◆ What you will do
Show every line where "text" occurs.

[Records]
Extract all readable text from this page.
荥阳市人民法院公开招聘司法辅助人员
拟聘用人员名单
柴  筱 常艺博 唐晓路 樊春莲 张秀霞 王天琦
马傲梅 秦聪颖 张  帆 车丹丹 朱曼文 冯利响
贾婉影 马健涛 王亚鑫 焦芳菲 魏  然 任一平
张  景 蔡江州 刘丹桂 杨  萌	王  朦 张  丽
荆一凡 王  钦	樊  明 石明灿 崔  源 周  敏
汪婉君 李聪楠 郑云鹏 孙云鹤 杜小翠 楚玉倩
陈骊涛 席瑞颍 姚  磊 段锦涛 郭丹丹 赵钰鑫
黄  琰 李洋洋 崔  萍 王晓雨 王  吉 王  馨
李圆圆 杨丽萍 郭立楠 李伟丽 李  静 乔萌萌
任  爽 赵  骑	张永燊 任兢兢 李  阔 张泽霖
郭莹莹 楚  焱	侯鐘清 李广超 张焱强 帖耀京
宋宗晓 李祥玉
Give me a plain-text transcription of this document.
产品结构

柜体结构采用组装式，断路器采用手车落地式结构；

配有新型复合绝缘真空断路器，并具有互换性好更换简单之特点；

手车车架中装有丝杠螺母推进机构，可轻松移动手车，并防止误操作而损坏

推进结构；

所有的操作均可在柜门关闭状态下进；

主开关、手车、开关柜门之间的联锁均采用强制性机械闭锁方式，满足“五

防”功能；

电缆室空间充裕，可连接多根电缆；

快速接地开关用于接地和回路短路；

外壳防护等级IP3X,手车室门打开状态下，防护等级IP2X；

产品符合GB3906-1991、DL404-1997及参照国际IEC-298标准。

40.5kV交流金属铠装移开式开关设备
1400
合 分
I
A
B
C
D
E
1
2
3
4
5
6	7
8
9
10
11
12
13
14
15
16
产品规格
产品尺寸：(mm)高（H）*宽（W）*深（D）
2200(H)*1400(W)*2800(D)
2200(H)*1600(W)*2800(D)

◆ Result of the task
Extract all readable text from this page.
Give me a plain-text transcription of this document.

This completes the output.